The problem
Report every line in the listing that contains the string "structure".

Extracted data entries
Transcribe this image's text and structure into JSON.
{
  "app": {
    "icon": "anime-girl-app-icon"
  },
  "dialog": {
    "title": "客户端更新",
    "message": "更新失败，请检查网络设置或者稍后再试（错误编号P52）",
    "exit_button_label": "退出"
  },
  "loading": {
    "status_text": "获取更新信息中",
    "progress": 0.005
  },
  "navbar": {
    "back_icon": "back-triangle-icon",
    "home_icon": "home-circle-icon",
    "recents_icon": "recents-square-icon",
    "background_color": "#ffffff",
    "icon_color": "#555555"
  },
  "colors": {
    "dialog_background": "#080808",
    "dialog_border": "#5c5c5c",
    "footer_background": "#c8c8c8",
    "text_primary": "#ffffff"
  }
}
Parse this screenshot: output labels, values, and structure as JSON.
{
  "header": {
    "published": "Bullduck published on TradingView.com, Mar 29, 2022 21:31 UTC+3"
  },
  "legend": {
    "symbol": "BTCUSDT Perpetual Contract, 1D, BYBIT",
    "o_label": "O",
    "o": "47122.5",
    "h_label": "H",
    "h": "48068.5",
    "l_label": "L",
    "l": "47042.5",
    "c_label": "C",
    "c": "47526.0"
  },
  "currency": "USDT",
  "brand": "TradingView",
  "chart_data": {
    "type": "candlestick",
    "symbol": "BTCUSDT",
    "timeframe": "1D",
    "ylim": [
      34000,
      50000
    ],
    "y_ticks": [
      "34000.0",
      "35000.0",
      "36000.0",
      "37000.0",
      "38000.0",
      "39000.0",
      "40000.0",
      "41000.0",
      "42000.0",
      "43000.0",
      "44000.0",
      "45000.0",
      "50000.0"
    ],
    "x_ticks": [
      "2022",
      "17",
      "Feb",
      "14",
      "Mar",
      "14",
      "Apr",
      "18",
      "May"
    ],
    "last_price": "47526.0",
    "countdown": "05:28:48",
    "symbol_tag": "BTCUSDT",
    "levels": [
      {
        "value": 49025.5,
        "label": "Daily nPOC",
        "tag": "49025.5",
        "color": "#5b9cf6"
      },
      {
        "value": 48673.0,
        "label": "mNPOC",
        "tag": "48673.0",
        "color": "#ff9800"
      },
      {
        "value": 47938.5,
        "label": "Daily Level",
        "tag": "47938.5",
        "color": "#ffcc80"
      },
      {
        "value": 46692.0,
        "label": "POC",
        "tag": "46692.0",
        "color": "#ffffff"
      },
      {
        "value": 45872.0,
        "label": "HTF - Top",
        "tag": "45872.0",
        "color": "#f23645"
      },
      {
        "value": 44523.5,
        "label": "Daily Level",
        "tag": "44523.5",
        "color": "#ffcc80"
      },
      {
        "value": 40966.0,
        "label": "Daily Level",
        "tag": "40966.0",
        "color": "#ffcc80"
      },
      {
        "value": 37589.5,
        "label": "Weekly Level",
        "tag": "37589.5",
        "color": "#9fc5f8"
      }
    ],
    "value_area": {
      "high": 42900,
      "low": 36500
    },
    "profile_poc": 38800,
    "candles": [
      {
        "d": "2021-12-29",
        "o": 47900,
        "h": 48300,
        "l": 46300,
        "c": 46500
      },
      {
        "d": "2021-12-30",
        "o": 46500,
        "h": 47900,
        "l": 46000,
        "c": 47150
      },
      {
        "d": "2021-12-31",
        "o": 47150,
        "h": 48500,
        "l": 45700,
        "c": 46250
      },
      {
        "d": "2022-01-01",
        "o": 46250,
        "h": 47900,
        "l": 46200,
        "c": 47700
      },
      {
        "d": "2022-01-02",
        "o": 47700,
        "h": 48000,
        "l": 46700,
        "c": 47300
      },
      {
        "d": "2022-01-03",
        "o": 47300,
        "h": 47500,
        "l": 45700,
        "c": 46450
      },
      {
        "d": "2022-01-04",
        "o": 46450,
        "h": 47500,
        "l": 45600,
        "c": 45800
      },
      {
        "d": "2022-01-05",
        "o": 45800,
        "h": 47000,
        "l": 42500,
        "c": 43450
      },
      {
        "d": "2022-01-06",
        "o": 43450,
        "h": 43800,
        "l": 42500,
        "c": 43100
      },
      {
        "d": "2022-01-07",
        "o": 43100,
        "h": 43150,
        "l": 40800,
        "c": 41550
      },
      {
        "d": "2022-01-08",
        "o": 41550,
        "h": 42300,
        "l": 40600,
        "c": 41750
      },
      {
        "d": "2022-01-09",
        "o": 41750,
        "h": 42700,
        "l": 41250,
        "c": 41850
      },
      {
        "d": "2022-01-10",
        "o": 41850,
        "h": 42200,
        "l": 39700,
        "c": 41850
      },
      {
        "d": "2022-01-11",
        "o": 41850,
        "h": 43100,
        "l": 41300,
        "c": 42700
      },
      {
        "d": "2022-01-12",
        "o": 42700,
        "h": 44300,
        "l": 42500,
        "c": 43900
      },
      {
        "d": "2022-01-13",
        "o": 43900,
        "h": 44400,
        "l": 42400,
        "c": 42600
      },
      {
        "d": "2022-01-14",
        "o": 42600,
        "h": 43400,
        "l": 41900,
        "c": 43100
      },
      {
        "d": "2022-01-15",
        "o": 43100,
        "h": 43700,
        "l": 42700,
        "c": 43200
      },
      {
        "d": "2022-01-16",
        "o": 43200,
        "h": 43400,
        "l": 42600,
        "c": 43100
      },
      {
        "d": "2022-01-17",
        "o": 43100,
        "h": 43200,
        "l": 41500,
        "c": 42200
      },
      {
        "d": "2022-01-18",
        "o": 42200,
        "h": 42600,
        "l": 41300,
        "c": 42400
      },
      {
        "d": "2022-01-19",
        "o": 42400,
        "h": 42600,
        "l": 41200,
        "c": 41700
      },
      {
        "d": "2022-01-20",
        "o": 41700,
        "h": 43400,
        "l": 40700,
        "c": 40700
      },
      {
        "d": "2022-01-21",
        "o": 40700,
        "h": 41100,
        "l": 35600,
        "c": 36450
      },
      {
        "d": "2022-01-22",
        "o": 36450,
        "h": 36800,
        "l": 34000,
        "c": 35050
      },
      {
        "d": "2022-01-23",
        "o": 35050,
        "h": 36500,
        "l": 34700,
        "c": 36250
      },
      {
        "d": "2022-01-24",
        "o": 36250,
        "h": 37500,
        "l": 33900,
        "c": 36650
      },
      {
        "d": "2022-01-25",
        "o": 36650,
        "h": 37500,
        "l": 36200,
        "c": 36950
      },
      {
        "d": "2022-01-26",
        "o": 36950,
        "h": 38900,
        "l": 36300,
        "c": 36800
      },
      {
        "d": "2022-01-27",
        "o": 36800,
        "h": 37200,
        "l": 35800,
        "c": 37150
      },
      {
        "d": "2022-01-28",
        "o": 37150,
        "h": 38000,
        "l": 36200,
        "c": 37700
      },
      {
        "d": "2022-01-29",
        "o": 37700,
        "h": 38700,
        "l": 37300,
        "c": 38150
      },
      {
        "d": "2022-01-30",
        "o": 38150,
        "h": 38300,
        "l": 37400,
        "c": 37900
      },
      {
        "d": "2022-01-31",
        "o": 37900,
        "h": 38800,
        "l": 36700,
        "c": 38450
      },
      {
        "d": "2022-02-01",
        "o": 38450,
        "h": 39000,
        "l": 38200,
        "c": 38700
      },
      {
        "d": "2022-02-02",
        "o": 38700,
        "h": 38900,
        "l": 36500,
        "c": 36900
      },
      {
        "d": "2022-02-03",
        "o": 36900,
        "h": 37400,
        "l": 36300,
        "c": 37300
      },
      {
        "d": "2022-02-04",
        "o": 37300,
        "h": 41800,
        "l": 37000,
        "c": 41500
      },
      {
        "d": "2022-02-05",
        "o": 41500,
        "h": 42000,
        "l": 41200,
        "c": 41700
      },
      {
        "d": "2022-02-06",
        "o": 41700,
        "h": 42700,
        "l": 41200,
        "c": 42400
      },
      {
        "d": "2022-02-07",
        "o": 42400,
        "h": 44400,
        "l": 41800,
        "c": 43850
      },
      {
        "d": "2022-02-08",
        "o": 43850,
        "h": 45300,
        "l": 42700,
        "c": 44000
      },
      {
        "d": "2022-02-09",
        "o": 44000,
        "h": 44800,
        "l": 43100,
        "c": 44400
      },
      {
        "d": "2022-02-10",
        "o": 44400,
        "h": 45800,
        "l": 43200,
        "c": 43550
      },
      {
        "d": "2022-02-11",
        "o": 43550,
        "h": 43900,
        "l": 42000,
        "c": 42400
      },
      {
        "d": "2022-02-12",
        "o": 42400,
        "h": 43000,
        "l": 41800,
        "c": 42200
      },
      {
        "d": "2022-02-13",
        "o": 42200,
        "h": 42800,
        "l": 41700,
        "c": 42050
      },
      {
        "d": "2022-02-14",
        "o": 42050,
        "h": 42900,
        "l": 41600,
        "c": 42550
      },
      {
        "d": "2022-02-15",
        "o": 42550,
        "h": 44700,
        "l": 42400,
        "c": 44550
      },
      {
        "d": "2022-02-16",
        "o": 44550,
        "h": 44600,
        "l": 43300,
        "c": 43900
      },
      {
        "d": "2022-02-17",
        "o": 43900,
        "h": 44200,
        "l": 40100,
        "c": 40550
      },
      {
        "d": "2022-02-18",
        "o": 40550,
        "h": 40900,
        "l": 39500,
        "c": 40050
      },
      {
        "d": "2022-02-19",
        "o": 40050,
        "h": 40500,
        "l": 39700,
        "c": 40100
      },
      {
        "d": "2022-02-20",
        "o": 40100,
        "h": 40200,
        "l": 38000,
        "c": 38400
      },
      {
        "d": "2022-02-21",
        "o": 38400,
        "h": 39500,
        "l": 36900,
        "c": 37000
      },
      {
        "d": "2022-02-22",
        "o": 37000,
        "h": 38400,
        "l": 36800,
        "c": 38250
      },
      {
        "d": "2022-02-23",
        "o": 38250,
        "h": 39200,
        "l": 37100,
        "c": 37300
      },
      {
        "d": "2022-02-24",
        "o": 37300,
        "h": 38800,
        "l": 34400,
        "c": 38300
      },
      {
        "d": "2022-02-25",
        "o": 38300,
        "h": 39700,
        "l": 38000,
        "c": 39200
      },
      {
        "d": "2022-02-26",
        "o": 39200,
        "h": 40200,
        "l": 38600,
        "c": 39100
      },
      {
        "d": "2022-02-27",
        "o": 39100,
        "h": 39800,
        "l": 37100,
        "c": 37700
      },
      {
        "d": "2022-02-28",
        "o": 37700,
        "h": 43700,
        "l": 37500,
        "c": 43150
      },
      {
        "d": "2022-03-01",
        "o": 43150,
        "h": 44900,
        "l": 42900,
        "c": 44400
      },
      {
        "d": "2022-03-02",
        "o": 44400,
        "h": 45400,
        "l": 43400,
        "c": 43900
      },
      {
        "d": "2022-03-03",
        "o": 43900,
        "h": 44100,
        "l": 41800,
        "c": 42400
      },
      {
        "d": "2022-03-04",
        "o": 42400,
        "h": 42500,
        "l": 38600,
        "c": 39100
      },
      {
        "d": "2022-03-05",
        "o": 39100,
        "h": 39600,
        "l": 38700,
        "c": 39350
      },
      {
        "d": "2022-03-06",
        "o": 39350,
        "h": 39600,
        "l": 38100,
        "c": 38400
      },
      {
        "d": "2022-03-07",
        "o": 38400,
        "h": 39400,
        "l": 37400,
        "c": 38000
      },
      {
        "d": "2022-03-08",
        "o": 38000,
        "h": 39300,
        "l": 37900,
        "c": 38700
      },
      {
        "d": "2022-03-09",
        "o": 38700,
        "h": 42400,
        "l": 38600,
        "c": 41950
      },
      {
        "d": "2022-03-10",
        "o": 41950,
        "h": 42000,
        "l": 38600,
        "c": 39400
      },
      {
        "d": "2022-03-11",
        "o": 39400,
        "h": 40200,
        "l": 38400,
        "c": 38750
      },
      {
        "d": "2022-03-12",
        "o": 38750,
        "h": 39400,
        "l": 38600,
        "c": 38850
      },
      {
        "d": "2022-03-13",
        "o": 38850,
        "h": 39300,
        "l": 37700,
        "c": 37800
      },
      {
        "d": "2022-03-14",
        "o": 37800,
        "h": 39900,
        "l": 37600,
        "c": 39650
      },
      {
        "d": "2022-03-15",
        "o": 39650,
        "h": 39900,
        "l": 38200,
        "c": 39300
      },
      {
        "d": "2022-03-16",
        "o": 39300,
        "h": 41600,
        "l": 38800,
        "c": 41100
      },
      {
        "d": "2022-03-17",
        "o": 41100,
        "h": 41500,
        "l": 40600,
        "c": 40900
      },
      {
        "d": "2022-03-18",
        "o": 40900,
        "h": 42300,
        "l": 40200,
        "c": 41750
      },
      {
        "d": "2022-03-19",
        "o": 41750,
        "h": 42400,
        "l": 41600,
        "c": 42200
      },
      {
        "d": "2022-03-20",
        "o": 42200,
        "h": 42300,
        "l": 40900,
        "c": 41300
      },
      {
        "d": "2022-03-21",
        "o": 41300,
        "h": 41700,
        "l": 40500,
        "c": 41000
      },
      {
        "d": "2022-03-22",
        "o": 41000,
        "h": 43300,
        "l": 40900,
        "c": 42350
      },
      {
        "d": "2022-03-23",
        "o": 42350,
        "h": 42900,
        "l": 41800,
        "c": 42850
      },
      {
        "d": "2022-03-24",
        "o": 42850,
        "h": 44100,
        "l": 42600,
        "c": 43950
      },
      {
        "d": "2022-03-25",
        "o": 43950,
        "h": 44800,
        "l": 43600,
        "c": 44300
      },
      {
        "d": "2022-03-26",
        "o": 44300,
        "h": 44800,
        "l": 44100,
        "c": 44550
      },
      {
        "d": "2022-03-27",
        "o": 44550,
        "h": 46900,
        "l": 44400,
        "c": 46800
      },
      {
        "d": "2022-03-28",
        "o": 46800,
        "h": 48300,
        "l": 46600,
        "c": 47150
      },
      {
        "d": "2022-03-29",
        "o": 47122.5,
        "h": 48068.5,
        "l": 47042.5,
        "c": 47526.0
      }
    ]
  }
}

Result
Transcribe this image's text and structure into JSON.
Parse this screenshot: output labels, values, and structure as JSON.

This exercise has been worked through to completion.